#### Supplied data:
***

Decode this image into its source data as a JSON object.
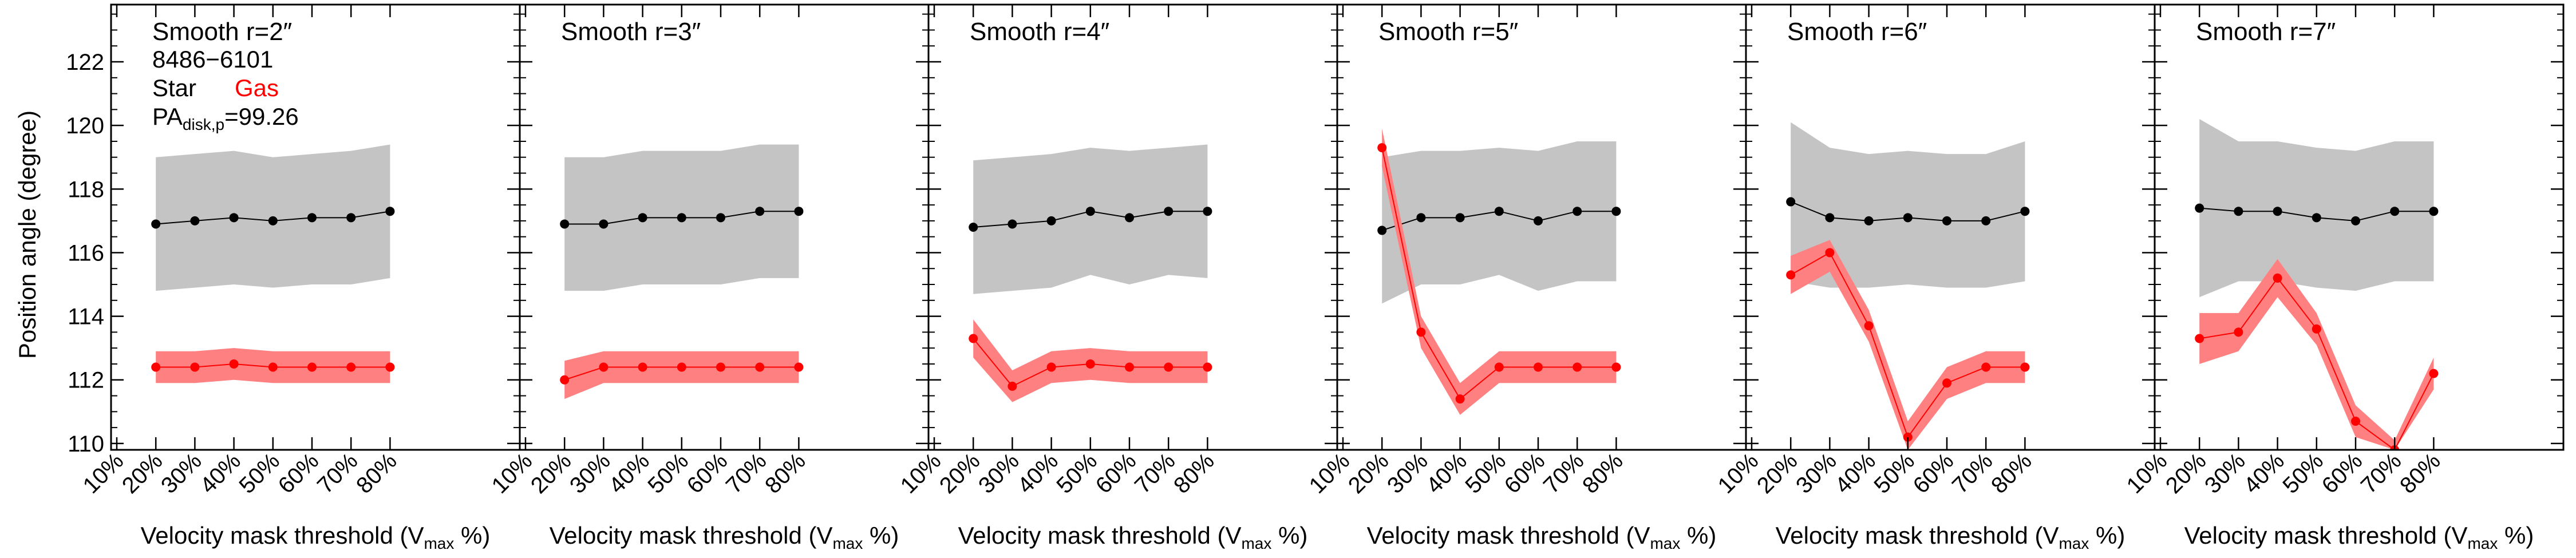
{
  "figure": {
    "ylabel": "Position angle (degree)",
    "info": {
      "object_id": "8486−6101",
      "star_label": "Star",
      "gas_label": "Gas",
      "pa_prefix": "PA",
      "pa_sub": "disk,p",
      "pa_value": "=99.26"
    },
    "xlabel_prefix": "Velocity mask threshold (V",
    "xlabel_sub": "max",
    "xlabel_suffix": " %)"
  },
  "colors": {
    "star_line": "#000000",
    "star_band": "#c4c4c4",
    "gas_line": "#ff0000",
    "gas_band": "#ff8080",
    "gas_label": "#ff0000"
  },
  "chart_data": [
    {
      "type": "line",
      "title": "Smooth r=2″",
      "categories": [
        "10%",
        "20%",
        "30%",
        "40%",
        "50%",
        "60%",
        "70%",
        "80%"
      ],
      "ylim": [
        109.8,
        123.8
      ],
      "yticks": [
        110,
        112,
        114,
        116,
        118,
        120,
        122
      ],
      "series": [
        {
          "name": "Star",
          "x": [
            20,
            30,
            40,
            50,
            60,
            70,
            80
          ],
          "values": [
            116.9,
            117.0,
            117.1,
            117.0,
            117.1,
            117.1,
            117.3
          ],
          "band_upper": [
            119.0,
            119.1,
            119.2,
            119.0,
            119.1,
            119.2,
            119.4
          ],
          "band_lower": [
            114.8,
            114.9,
            115.0,
            114.9,
            115.0,
            115.0,
            115.2
          ]
        },
        {
          "name": "Gas",
          "x": [
            20,
            30,
            40,
            50,
            60,
            70,
            80
          ],
          "values": [
            112.4,
            112.4,
            112.5,
            112.4,
            112.4,
            112.4,
            112.4
          ],
          "band_upper": [
            112.9,
            112.9,
            113.0,
            112.9,
            112.9,
            112.9,
            112.9
          ],
          "band_lower": [
            111.9,
            111.9,
            112.0,
            111.9,
            111.9,
            111.9,
            111.9
          ]
        }
      ]
    },
    {
      "type": "line",
      "title": "Smooth r=3″",
      "categories": [
        "10%",
        "20%",
        "30%",
        "40%",
        "50%",
        "60%",
        "70%",
        "80%"
      ],
      "ylim": [
        109.8,
        123.8
      ],
      "yticks": [
        110,
        112,
        114,
        116,
        118,
        120,
        122
      ],
      "series": [
        {
          "name": "Star",
          "x": [
            20,
            30,
            40,
            50,
            60,
            70,
            80
          ],
          "values": [
            116.9,
            116.9,
            117.1,
            117.1,
            117.1,
            117.3,
            117.3
          ],
          "band_upper": [
            119.0,
            119.0,
            119.2,
            119.2,
            119.2,
            119.4,
            119.4
          ],
          "band_lower": [
            114.8,
            114.8,
            115.0,
            115.0,
            115.0,
            115.2,
            115.2
          ]
        },
        {
          "name": "Gas",
          "x": [
            20,
            30,
            40,
            50,
            60,
            70,
            80
          ],
          "values": [
            112.0,
            112.4,
            112.4,
            112.4,
            112.4,
            112.4,
            112.4
          ],
          "band_upper": [
            112.6,
            112.9,
            112.9,
            112.9,
            112.9,
            112.9,
            112.9
          ],
          "band_lower": [
            111.4,
            111.9,
            111.9,
            111.9,
            111.9,
            111.9,
            111.9
          ]
        }
      ]
    },
    {
      "type": "line",
      "title": "Smooth r=4″",
      "categories": [
        "10%",
        "20%",
        "30%",
        "40%",
        "50%",
        "60%",
        "70%",
        "80%"
      ],
      "ylim": [
        109.8,
        123.8
      ],
      "yticks": [
        110,
        112,
        114,
        116,
        118,
        120,
        122
      ],
      "series": [
        {
          "name": "Star",
          "x": [
            20,
            30,
            40,
            50,
            60,
            70,
            80
          ],
          "values": [
            116.8,
            116.9,
            117.0,
            117.3,
            117.1,
            117.3,
            117.3
          ],
          "band_upper": [
            118.9,
            119.0,
            119.1,
            119.3,
            119.2,
            119.3,
            119.4
          ],
          "band_lower": [
            114.7,
            114.8,
            114.9,
            115.3,
            115.0,
            115.3,
            115.2
          ]
        },
        {
          "name": "Gas",
          "x": [
            20,
            30,
            40,
            50,
            60,
            70,
            80
          ],
          "values": [
            113.3,
            111.8,
            112.4,
            112.5,
            112.4,
            112.4,
            112.4
          ],
          "band_upper": [
            113.9,
            112.3,
            112.9,
            113.0,
            112.9,
            112.9,
            112.9
          ],
          "band_lower": [
            112.7,
            111.3,
            111.9,
            112.0,
            111.9,
            111.9,
            111.9
          ]
        }
      ]
    },
    {
      "type": "line",
      "title": "Smooth r=5″",
      "categories": [
        "10%",
        "20%",
        "30%",
        "40%",
        "50%",
        "60%",
        "70%",
        "80%"
      ],
      "ylim": [
        109.8,
        123.8
      ],
      "yticks": [
        110,
        112,
        114,
        116,
        118,
        120,
        122
      ],
      "series": [
        {
          "name": "Star",
          "x": [
            20,
            30,
            40,
            50,
            60,
            70,
            80
          ],
          "values": [
            116.7,
            117.1,
            117.1,
            117.3,
            117.0,
            117.3,
            117.3
          ],
          "band_upper": [
            119.0,
            119.2,
            119.2,
            119.3,
            119.2,
            119.5,
            119.5
          ],
          "band_lower": [
            114.4,
            115.0,
            115.0,
            115.3,
            114.8,
            115.1,
            115.1
          ]
        },
        {
          "name": "Gas",
          "x": [
            20,
            30,
            40,
            50,
            60,
            70,
            80
          ],
          "values": [
            119.3,
            113.5,
            111.4,
            112.4,
            112.4,
            112.4,
            112.4
          ],
          "band_upper": [
            119.9,
            114.0,
            111.9,
            112.9,
            112.9,
            112.9,
            112.9
          ],
          "band_lower": [
            118.7,
            113.0,
            110.9,
            111.9,
            111.9,
            111.9,
            111.9
          ]
        }
      ]
    },
    {
      "type": "line",
      "title": "Smooth r=6″",
      "categories": [
        "10%",
        "20%",
        "30%",
        "40%",
        "50%",
        "60%",
        "70%",
        "80%"
      ],
      "ylim": [
        109.8,
        123.8
      ],
      "yticks": [
        110,
        112,
        114,
        116,
        118,
        120,
        122
      ],
      "series": [
        {
          "name": "Star",
          "x": [
            20,
            30,
            40,
            50,
            60,
            70,
            80
          ],
          "values": [
            117.6,
            117.1,
            117.0,
            117.1,
            117.0,
            117.0,
            117.3
          ],
          "band_upper": [
            120.1,
            119.3,
            119.1,
            119.2,
            119.1,
            119.1,
            119.5
          ],
          "band_lower": [
            115.1,
            114.9,
            114.9,
            115.0,
            114.9,
            114.9,
            115.1
          ]
        },
        {
          "name": "Gas",
          "x": [
            20,
            30,
            40,
            50,
            60,
            70,
            80
          ],
          "values": [
            115.3,
            116.0,
            113.7,
            110.2,
            111.9,
            112.4,
            112.4
          ],
          "band_upper": [
            115.9,
            116.4,
            114.2,
            110.7,
            112.4,
            112.9,
            112.9
          ],
          "band_lower": [
            114.7,
            115.4,
            113.2,
            109.8,
            111.4,
            111.9,
            111.9
          ]
        }
      ]
    },
    {
      "type": "line",
      "title": "Smooth r=7″",
      "categories": [
        "10%",
        "20%",
        "30%",
        "40%",
        "50%",
        "60%",
        "70%",
        "80%"
      ],
      "ylim": [
        109.8,
        123.8
      ],
      "yticks": [
        110,
        112,
        114,
        116,
        118,
        120,
        122
      ],
      "series": [
        {
          "name": "Star",
          "x": [
            20,
            30,
            40,
            50,
            60,
            70,
            80
          ],
          "values": [
            117.4,
            117.3,
            117.3,
            117.1,
            117.0,
            117.3,
            117.3
          ],
          "band_upper": [
            120.2,
            119.5,
            119.5,
            119.3,
            119.2,
            119.5,
            119.5
          ],
          "band_lower": [
            114.6,
            115.1,
            115.1,
            114.9,
            114.8,
            115.1,
            115.1
          ]
        },
        {
          "name": "Gas",
          "x": [
            20,
            30,
            40,
            50,
            60,
            70,
            80
          ],
          "values": [
            113.3,
            113.5,
            115.2,
            113.6,
            110.7,
            109.8,
            112.2
          ],
          "band_upper": [
            114.1,
            114.1,
            115.8,
            114.1,
            111.2,
            110.1,
            112.7
          ],
          "band_lower": [
            112.5,
            112.9,
            114.6,
            113.1,
            110.2,
            109.8,
            111.7
          ]
        }
      ]
    }
  ]
}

***

#### Written task:
Copy out each line of the listing that holds "title".

#### Full output:
      "title": "Smooth r=2″",
      "title": "Smooth r=3″",
      "title": "Smooth r=4″",
      "title": "Smooth r=5″",
      "title": "Smooth r=6″",
      "title": "Smooth r=7″",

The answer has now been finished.